## Description of the task:
Scan each line of the records for the word "marker" and extract the ones that have it.

**** Dataset entries

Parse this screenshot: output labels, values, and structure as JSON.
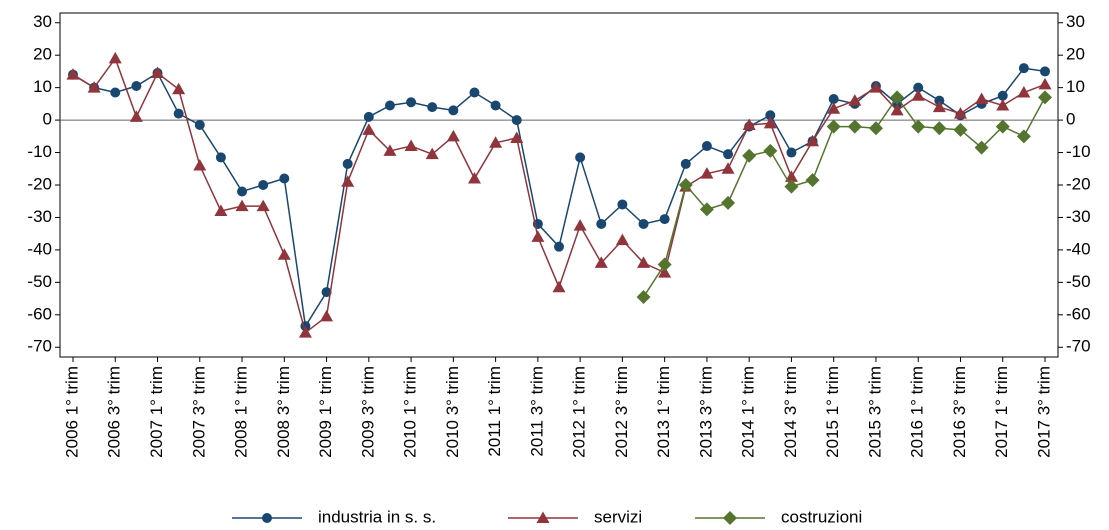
{
  "chart_data": {
    "type": "line",
    "categories": [
      "2006 1° trim",
      null,
      "2006 3° trim",
      null,
      "2007 1° trim",
      null,
      "2007 3° trim",
      null,
      "2008 1° trim",
      null,
      "2008 3° trim",
      null,
      "2009 1° trim",
      null,
      "2009 3° trim",
      null,
      "2010 1° trim",
      null,
      "2010 3° trim",
      null,
      "2011 1° trim",
      null,
      "2011 3° trim",
      null,
      "2012 1° trim",
      null,
      "2012 3° trim",
      null,
      "2013 1° trim",
      null,
      "2013 3° trim",
      null,
      "2014 1° trim",
      null,
      "2014 3° trim",
      null,
      "2015 1° trim",
      null,
      "2015 3° trim",
      null,
      "2016 1° trim",
      null,
      "2016 3° trim",
      null,
      "2017 1° trim",
      null,
      "2017 3° trim"
    ],
    "series": [
      {
        "name": "industria in s. s.",
        "color": "#1a476f",
        "marker": "circle",
        "values": [
          14,
          10,
          8.5,
          10.5,
          14.5,
          2,
          -1.5,
          -11.5,
          -22,
          -20,
          -18,
          -63.5,
          -53,
          -13.5,
          1,
          4.5,
          5.5,
          4,
          3,
          8.5,
          4.5,
          0,
          -32,
          -39,
          -11.5,
          -32,
          -26,
          -32,
          -30.5,
          -13.5,
          -8,
          -10.5,
          -2,
          1.5,
          -10,
          -6.5,
          6.5,
          5,
          10.5,
          5,
          10,
          6,
          1.5,
          5,
          7.5,
          16,
          15
        ]
      },
      {
        "name": "servizi",
        "color": "#90353b",
        "marker": "triangle",
        "values": [
          14,
          10,
          19,
          1,
          14.5,
          9.5,
          -14,
          -28,
          -26.5,
          -26.5,
          -41.5,
          -65.5,
          -60.5,
          -19,
          -3,
          -9.5,
          -8,
          -10.5,
          -5,
          -18,
          -7,
          -5.5,
          -36,
          -51.5,
          -32.5,
          -44,
          -37,
          -44,
          -47,
          -20.5,
          -16.5,
          -15,
          -1.5,
          -1,
          -17.5,
          -6.5,
          3.5,
          6,
          10,
          3,
          7.5,
          4,
          2,
          6.5,
          4.5,
          8.5,
          11
        ]
      },
      {
        "name": "costruzioni",
        "color": "#55752f",
        "marker": "diamond",
        "values": [
          null,
          null,
          null,
          null,
          null,
          null,
          null,
          null,
          null,
          null,
          null,
          null,
          null,
          null,
          null,
          null,
          null,
          null,
          null,
          null,
          null,
          null,
          null,
          null,
          null,
          null,
          null,
          -54.5,
          -44.5,
          -20,
          -27.5,
          -25.5,
          -11,
          -9.5,
          -20.5,
          -18.5,
          -2,
          -2,
          -2.5,
          7,
          -2,
          -2.5,
          -3,
          -8.5,
          -2,
          -5,
          7
        ]
      }
    ],
    "ylim": [
      -73,
      33
    ],
    "yticks": [
      -70,
      -60,
      -50,
      -40,
      -30,
      -20,
      -10,
      0,
      10,
      20,
      30
    ],
    "y2lim": [
      -73,
      33
    ],
    "y2ticks": [
      -70,
      -60,
      -50,
      -40,
      -30,
      -20,
      -10,
      0,
      10,
      20,
      30
    ],
    "zero_line": true,
    "legend": "bottom"
  }
}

********

## Task response:
        "marker": "circle",
        "marker": "triangle",
        "marker": "diamond",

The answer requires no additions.